(Records from a data collection)
--- begin ---

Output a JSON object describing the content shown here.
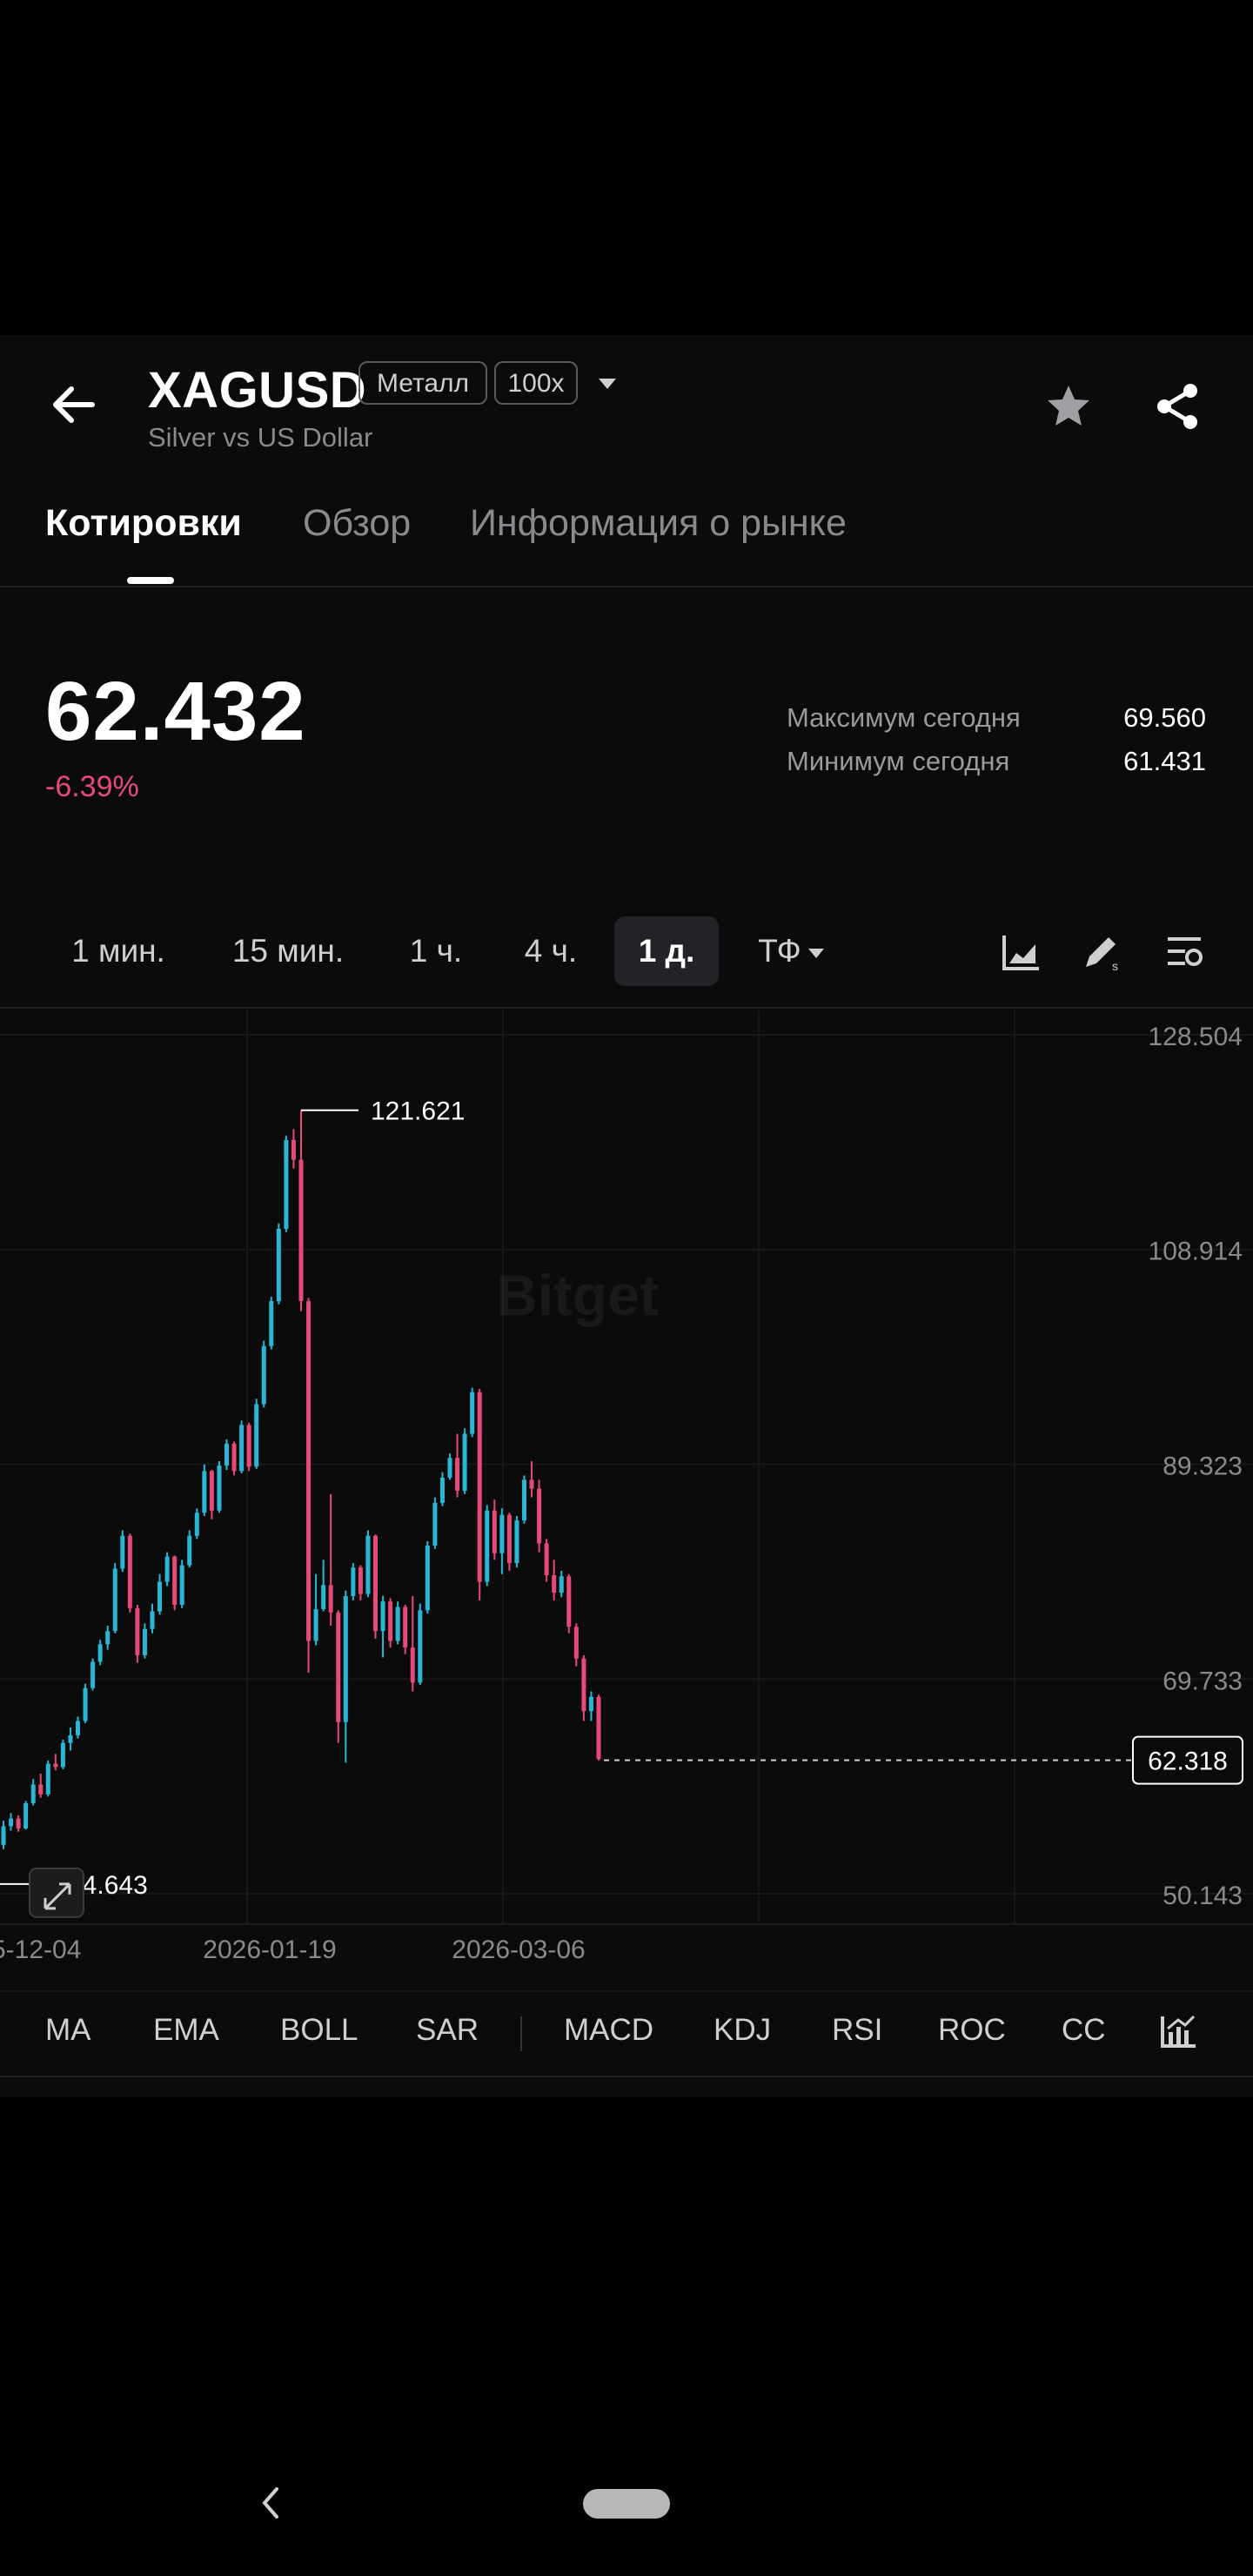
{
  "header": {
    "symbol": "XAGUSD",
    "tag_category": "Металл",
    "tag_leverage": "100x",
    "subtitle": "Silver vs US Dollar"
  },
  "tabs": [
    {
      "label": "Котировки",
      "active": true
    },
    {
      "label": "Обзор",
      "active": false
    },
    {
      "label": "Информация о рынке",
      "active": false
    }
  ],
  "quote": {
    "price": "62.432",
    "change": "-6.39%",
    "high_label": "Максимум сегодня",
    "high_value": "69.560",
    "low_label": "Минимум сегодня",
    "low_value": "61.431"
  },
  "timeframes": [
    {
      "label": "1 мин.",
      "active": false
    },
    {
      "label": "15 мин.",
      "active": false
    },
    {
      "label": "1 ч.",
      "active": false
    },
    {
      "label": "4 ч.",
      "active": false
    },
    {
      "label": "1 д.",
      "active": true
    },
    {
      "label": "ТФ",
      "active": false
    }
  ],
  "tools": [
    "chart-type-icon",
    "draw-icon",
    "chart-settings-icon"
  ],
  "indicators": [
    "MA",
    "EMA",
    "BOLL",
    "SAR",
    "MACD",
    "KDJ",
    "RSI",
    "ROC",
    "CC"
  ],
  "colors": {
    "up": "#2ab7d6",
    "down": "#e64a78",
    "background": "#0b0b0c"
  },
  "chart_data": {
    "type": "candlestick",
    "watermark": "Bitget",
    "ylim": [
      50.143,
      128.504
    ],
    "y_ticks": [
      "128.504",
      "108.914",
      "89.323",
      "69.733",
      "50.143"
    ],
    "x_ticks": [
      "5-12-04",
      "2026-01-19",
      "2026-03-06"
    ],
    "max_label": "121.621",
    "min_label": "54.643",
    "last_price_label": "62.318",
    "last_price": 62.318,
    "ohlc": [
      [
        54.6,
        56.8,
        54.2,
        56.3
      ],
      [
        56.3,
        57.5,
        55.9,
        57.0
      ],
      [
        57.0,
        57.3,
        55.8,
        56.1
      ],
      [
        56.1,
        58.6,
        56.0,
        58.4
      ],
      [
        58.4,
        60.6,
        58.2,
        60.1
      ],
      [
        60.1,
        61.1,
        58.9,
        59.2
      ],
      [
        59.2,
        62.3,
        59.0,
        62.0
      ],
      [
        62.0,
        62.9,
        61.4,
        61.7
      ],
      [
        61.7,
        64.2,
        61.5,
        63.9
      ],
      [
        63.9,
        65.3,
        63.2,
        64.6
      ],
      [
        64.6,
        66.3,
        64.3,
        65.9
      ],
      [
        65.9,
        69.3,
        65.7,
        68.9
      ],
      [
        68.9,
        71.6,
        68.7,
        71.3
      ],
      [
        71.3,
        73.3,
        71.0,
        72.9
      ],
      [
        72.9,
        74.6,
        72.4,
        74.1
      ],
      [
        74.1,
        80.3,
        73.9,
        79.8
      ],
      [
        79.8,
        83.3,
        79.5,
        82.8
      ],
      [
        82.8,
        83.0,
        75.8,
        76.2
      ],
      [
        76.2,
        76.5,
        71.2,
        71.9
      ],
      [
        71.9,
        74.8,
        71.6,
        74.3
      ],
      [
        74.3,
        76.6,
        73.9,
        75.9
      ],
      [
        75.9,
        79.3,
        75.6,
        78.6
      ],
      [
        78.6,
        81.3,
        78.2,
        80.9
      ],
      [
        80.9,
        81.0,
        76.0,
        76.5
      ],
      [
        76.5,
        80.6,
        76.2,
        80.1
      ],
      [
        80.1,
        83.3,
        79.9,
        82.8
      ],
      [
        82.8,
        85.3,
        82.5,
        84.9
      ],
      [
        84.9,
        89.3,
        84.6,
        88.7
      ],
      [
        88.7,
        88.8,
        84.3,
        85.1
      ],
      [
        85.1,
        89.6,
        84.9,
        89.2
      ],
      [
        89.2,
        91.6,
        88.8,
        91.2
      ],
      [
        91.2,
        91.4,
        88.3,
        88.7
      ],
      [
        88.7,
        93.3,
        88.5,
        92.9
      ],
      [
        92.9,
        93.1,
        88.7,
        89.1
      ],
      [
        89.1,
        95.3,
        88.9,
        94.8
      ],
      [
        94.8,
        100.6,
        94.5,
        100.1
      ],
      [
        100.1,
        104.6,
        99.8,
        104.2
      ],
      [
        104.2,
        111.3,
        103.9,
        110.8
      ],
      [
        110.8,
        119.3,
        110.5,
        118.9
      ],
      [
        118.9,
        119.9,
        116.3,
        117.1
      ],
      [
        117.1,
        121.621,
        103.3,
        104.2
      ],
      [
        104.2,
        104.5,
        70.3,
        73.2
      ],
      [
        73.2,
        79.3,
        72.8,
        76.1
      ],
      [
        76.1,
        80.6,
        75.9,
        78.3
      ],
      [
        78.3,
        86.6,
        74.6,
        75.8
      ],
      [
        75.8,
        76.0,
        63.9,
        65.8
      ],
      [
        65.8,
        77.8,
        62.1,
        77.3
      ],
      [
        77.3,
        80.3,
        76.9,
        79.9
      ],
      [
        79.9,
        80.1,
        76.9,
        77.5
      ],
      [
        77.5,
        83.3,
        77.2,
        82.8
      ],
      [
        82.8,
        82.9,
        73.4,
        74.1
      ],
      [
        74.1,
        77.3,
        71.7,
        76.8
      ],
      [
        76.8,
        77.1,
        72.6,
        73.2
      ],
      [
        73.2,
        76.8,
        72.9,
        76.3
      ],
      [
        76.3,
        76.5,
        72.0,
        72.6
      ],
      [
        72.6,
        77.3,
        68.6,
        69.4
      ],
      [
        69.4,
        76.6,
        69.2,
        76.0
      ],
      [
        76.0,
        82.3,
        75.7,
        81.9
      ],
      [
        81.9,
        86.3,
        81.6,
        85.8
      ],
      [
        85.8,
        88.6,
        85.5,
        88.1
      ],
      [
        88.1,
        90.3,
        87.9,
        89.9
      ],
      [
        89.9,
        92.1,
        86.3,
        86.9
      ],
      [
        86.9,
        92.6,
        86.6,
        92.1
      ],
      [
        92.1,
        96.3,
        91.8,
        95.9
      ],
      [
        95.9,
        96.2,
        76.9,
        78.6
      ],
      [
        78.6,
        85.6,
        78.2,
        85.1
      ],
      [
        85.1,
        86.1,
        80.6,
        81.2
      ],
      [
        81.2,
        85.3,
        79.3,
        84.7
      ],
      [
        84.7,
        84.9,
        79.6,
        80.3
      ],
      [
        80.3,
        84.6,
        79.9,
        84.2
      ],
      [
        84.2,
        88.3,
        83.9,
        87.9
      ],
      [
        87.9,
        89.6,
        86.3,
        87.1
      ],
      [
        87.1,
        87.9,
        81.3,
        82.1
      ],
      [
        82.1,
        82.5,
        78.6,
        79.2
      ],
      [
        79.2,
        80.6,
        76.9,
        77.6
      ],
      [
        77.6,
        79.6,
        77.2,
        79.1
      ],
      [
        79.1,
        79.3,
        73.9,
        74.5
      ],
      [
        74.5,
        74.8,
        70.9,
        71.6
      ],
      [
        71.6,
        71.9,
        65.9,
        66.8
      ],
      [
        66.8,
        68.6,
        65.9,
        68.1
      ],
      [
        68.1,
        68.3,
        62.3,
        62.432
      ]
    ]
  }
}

--- end ---
--- begin ---

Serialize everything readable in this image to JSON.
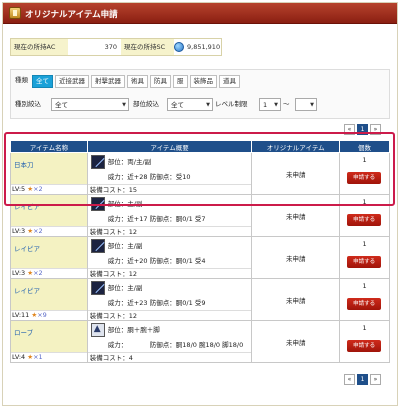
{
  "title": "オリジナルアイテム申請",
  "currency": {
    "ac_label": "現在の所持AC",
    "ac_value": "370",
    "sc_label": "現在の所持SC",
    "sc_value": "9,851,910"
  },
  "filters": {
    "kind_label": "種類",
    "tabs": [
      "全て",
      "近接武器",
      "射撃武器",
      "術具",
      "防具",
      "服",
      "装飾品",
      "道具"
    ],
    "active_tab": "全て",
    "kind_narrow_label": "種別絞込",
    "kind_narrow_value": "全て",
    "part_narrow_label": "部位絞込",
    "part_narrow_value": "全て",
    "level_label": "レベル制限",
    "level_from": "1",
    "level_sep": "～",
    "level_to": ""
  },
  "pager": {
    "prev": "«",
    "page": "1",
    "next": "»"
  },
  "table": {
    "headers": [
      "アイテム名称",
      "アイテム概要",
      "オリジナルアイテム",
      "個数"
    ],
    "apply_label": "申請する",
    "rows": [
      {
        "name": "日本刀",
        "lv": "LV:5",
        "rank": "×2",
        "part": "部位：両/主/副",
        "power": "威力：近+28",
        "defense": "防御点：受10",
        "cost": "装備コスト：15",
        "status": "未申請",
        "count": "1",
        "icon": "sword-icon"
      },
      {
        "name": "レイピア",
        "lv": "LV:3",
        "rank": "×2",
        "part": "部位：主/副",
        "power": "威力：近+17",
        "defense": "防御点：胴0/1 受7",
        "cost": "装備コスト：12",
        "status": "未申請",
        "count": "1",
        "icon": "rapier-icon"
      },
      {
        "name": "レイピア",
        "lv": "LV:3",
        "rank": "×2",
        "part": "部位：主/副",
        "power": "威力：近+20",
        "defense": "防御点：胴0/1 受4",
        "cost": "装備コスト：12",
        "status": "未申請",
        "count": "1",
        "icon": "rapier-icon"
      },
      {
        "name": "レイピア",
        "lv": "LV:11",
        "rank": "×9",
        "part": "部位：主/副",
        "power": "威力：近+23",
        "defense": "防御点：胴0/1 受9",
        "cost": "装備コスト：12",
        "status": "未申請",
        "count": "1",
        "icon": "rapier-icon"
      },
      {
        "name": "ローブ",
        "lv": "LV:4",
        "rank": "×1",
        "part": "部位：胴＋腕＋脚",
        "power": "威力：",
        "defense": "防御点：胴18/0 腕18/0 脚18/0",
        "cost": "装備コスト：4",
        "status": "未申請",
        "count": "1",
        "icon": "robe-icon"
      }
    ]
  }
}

--- end ---

▶ **REQUIRED WORK**: Write the number of lines containing the word "defense" and nothing besides it.

▶ **ANSWER TO THIS PROBLEM**: 5